### THE RECORDS
--- begin ---

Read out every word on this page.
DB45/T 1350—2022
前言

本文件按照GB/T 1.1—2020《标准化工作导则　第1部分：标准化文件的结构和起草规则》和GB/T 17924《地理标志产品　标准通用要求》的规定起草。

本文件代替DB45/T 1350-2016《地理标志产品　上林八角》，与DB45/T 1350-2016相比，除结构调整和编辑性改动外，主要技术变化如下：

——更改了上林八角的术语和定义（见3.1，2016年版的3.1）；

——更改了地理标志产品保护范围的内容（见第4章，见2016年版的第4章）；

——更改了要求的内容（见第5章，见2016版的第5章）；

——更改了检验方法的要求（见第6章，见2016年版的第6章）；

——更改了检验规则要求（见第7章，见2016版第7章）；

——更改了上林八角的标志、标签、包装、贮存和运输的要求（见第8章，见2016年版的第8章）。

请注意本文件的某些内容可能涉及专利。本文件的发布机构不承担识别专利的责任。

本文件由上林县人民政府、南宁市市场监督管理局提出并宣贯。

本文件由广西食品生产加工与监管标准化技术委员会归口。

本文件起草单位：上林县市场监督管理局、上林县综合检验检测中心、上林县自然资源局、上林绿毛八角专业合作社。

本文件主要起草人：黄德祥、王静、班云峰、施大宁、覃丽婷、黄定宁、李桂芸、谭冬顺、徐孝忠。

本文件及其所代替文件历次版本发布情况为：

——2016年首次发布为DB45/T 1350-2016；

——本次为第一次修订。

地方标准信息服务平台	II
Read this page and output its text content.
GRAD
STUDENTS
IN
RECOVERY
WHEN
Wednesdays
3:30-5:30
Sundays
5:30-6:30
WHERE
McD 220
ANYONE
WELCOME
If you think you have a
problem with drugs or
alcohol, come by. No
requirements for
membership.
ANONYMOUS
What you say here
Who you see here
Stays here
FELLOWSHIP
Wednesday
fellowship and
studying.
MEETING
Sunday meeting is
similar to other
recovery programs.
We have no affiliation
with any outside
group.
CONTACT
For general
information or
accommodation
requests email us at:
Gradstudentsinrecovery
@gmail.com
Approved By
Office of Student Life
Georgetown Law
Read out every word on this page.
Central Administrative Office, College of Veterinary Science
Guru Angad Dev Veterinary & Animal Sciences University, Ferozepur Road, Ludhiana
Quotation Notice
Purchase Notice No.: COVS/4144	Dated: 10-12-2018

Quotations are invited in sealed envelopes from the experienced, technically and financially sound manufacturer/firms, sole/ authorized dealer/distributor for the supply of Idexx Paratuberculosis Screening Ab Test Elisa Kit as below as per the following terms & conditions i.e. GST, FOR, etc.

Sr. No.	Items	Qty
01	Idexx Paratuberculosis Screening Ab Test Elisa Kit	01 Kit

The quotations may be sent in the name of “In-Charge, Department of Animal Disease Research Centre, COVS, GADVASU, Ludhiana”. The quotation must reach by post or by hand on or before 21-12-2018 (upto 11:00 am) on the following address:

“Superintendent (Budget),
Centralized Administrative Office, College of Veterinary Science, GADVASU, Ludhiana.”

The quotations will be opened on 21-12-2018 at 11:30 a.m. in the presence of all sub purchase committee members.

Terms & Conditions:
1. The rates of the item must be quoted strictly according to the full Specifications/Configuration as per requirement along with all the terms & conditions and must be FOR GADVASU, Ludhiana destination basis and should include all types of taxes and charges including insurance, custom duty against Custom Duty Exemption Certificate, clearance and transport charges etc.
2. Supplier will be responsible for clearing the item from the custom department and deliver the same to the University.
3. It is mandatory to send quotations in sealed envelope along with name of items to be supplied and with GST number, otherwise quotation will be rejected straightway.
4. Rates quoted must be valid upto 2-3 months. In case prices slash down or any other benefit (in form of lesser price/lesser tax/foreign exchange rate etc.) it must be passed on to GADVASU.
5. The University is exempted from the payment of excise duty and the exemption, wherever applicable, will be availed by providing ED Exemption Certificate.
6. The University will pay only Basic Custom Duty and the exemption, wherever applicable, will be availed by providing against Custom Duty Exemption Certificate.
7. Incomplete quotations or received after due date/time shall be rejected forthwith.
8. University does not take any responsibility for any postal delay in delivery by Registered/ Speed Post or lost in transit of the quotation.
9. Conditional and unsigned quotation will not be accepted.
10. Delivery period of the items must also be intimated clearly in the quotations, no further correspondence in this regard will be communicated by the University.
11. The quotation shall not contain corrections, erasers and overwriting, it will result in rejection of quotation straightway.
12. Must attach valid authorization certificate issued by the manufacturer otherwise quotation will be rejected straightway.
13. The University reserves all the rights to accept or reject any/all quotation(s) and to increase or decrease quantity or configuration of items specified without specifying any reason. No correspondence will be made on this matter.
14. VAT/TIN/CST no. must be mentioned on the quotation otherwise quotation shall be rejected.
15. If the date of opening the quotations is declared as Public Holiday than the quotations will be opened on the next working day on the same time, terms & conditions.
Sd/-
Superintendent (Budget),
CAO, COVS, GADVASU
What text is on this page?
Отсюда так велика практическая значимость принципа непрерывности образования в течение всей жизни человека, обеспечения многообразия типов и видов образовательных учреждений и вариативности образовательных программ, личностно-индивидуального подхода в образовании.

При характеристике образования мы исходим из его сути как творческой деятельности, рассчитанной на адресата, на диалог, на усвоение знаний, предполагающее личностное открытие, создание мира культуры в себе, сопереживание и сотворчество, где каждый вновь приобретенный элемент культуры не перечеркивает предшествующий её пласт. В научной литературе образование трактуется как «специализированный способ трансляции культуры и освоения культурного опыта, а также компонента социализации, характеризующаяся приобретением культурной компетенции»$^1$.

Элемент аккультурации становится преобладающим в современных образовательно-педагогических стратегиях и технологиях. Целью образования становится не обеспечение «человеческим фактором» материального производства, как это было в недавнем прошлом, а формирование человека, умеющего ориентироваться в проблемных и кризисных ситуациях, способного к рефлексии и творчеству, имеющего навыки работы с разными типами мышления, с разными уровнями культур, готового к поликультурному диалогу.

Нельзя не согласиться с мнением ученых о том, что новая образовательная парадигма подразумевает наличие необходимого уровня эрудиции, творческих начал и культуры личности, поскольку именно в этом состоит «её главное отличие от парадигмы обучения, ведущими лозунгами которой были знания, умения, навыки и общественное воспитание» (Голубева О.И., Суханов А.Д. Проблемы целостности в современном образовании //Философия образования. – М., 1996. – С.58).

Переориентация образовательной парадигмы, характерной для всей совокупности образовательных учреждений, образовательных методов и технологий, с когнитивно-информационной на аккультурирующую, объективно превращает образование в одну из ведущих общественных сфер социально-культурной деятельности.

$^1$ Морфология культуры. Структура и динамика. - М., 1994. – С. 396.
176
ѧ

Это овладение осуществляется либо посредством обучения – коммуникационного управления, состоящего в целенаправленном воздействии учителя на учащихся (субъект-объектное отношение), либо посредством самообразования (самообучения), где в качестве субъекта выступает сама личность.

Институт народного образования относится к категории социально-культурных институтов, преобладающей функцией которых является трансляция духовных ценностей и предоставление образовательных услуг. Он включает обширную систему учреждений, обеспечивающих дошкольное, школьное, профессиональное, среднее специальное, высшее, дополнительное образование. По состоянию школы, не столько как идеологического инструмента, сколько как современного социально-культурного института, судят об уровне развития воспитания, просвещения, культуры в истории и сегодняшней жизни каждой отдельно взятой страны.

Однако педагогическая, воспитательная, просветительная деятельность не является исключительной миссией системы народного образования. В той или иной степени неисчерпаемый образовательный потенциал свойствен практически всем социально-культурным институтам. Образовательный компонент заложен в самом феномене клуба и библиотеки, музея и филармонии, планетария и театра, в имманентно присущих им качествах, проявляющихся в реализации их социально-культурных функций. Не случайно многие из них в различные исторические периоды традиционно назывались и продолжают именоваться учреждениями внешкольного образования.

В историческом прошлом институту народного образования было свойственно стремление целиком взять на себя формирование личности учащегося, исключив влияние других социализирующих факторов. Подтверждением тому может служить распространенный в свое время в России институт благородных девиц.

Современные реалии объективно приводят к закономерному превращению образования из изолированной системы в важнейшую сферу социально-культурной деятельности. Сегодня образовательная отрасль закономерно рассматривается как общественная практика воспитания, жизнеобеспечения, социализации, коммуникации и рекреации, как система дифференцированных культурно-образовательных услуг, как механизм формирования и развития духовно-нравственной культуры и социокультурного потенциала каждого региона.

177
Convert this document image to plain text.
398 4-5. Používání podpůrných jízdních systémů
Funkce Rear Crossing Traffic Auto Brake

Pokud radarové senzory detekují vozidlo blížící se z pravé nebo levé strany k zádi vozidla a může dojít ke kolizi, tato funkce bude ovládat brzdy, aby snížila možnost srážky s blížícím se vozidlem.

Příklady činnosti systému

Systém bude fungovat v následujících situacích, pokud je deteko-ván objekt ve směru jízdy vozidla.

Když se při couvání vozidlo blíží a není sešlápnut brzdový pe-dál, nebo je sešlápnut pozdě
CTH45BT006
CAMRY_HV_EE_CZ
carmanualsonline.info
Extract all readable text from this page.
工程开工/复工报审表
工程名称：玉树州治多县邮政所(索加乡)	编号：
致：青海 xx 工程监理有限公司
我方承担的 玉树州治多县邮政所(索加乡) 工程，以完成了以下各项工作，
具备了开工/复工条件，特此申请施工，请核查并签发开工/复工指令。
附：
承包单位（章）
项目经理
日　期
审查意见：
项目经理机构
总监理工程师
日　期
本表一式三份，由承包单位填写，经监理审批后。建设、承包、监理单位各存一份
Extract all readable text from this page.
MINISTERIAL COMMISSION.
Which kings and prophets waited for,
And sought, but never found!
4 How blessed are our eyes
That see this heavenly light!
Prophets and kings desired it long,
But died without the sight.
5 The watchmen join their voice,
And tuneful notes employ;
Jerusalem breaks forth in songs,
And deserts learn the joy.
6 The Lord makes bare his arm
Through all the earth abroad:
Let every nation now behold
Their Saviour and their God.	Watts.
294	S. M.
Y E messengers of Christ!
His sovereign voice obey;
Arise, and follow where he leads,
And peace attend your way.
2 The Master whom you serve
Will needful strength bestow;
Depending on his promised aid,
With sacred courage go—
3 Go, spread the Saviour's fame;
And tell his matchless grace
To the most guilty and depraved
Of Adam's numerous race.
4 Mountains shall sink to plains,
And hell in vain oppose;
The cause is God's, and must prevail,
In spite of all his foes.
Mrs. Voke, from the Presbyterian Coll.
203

--- end ---

### AIM
Show each line in the entries that holds the string "объективно".

### RESULT
Переориентация образовательной парадигмы, характерной для всей совокупности образовательных учреждений, образовательных методов и технологий, с когнитивно-информационной на аккультурирующую, объективно превращает образование в одну из ведущих общественных сфер социально-культурной деятельности.
Современные реалии объективно приводят к закономерному превращению образования из изолированной системы в важнейшую сферу социально-культурной деятельности. Сегодня образовательная отрасль закономерно рассматривается как общественная практика воспитания, жизнеобеспечения, социализации, коммуникации и рекреации, как система дифференцированных культурно-образовательных услуг, как механизм формирования и развития духовно-нравственной культуры и социокультурного потенциала каждого региона.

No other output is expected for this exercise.